(begin)
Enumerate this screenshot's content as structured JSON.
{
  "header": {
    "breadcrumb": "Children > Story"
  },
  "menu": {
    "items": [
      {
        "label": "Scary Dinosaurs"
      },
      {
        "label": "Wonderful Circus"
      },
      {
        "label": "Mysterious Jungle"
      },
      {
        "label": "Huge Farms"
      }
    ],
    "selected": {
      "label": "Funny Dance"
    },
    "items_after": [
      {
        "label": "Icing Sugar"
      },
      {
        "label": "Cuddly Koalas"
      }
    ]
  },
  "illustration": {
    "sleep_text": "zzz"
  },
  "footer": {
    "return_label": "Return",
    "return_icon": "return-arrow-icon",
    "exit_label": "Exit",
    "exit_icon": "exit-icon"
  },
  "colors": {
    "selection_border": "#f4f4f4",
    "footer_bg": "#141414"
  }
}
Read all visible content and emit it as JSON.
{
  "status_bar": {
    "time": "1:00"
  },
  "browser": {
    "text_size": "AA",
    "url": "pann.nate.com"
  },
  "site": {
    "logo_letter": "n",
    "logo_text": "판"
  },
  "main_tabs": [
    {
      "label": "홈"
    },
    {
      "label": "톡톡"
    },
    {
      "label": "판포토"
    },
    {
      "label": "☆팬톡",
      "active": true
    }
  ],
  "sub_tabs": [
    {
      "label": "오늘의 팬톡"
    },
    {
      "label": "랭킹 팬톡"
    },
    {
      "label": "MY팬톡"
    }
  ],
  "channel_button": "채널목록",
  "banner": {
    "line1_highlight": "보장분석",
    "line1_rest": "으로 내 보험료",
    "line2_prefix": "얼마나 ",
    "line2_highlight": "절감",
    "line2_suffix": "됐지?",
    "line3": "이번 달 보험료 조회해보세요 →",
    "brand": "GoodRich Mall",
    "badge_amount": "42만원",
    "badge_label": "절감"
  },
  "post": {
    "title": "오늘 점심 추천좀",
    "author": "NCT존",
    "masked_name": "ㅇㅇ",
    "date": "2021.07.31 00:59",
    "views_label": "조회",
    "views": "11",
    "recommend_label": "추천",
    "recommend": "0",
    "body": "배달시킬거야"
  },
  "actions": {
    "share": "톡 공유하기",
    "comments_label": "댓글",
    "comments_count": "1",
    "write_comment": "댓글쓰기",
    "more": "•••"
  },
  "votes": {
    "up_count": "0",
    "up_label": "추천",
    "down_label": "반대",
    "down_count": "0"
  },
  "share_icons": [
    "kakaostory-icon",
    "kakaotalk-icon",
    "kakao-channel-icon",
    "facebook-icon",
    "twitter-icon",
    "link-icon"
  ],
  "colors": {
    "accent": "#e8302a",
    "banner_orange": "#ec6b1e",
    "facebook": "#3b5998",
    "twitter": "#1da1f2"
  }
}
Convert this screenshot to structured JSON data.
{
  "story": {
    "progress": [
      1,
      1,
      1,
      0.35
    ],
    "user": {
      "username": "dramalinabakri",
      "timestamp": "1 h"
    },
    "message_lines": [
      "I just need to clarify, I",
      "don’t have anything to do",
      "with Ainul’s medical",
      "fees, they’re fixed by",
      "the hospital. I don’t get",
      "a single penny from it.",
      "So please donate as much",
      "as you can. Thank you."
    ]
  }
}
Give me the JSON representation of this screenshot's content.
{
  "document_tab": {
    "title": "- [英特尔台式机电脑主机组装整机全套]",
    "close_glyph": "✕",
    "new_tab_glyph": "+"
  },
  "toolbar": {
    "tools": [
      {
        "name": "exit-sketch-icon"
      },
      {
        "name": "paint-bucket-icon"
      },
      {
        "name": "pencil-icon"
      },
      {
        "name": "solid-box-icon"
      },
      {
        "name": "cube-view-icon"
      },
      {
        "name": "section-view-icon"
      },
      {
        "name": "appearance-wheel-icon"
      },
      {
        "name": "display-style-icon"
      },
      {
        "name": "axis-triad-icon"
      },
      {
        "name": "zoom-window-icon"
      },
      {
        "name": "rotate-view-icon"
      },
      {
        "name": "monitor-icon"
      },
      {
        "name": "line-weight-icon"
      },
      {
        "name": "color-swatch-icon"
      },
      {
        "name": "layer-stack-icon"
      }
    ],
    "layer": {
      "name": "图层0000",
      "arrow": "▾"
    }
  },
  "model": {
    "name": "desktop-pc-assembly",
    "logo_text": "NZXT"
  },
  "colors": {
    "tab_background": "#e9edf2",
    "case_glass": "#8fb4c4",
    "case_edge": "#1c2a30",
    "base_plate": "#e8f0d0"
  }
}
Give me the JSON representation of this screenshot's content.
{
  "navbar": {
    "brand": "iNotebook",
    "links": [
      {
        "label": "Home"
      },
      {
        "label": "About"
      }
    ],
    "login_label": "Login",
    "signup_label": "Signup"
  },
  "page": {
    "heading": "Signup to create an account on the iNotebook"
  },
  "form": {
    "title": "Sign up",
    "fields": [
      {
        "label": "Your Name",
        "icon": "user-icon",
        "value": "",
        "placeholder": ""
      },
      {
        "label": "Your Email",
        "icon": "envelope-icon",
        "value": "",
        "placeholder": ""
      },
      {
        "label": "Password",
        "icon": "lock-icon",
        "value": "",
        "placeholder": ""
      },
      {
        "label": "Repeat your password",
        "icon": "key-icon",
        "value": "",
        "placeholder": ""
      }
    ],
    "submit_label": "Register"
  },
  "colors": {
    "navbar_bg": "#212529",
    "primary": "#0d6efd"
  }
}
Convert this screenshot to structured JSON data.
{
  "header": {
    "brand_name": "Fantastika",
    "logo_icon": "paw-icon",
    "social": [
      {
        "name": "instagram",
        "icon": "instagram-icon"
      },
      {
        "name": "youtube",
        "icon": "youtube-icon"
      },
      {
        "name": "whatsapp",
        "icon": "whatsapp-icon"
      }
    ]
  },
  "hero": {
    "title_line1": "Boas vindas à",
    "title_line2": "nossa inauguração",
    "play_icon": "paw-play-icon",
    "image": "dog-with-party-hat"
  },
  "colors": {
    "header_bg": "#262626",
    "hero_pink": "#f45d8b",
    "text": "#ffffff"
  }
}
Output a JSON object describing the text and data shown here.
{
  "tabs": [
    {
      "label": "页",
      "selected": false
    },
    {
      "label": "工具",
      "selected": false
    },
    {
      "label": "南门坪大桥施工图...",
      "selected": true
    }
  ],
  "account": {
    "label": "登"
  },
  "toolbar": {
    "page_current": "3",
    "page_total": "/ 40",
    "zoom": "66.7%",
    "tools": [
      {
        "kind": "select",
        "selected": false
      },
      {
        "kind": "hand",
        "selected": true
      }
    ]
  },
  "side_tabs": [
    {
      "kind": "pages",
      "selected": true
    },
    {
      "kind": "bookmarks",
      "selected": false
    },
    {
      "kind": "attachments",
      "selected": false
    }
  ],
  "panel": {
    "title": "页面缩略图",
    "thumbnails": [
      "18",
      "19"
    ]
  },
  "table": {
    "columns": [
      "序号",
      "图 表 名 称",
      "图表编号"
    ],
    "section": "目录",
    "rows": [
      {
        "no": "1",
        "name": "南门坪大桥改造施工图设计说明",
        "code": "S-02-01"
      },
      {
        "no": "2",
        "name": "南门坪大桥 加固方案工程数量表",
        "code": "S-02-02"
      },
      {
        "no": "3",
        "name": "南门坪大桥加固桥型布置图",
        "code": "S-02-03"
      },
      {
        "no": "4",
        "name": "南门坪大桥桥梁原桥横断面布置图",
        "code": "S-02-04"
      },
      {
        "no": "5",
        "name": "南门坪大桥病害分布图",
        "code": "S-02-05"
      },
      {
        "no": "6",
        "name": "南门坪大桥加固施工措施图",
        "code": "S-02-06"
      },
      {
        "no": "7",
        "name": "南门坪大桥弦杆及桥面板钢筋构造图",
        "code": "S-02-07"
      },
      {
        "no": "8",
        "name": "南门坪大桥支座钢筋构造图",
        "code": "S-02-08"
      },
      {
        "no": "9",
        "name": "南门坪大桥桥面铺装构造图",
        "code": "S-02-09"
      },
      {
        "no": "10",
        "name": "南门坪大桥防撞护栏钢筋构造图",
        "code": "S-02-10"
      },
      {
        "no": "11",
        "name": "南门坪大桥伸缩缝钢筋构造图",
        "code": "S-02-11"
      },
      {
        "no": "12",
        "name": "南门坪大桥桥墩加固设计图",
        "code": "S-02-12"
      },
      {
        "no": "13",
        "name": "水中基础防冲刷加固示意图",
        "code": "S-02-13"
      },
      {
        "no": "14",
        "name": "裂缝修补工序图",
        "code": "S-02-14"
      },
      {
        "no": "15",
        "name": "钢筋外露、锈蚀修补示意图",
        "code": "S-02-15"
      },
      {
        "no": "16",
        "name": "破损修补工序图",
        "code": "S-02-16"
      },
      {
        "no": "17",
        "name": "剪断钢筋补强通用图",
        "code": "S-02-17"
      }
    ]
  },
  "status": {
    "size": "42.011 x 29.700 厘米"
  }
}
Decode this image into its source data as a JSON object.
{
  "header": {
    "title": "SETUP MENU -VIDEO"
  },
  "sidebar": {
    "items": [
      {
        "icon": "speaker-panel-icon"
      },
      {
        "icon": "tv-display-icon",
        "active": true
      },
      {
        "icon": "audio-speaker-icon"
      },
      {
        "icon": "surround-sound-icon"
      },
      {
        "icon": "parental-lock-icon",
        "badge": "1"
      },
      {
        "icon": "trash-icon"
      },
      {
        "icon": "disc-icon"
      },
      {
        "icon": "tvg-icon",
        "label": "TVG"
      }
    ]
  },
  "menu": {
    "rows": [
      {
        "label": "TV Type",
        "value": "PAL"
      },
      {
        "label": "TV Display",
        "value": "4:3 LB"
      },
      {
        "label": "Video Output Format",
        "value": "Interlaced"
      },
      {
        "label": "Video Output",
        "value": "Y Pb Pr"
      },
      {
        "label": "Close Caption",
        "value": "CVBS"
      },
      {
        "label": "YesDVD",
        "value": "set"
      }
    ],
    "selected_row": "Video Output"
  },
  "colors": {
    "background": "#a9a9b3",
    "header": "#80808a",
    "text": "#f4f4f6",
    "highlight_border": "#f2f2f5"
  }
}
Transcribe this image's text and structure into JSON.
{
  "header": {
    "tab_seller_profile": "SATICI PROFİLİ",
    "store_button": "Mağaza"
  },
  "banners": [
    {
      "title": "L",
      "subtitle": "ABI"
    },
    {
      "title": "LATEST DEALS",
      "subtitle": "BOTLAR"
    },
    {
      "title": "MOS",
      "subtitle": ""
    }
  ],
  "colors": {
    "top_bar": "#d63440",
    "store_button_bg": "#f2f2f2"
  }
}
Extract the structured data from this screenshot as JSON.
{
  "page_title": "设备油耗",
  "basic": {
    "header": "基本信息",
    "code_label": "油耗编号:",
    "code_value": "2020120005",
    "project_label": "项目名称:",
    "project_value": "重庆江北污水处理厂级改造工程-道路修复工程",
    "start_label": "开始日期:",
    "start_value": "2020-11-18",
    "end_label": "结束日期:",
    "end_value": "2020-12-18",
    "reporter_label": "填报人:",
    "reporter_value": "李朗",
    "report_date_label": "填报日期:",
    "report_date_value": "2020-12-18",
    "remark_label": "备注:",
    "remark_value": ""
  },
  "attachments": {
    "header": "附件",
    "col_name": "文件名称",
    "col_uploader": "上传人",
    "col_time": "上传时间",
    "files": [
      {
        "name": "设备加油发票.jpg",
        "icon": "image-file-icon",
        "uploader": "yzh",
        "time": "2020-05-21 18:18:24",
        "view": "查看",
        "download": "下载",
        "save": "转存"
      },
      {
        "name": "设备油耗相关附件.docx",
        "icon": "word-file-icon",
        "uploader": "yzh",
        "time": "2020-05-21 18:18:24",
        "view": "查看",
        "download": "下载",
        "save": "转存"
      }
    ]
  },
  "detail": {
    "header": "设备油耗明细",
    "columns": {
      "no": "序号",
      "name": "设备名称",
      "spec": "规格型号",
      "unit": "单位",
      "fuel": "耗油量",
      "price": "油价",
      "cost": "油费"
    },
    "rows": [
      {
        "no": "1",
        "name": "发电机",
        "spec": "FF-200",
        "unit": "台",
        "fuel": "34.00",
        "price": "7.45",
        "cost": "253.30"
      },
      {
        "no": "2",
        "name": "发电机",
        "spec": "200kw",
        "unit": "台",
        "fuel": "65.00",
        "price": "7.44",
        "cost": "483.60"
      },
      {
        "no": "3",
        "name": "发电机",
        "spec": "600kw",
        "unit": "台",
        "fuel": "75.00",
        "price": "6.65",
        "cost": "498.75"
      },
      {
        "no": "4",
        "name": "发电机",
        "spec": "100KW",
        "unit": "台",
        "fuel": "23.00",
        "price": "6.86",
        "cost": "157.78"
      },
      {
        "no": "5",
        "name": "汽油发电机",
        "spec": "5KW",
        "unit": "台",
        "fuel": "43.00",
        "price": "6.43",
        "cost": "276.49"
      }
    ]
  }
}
(end)
PROBLEM DETAILS: Report all lines of the material that contain the word "price".

SOLUTION FOR THIS EXERCISE:
      "price": "油价",
        "price": "7.45",
        "price": "7.44",
        "price": "6.65",
        "price": "6.86",
        "price": "6.43",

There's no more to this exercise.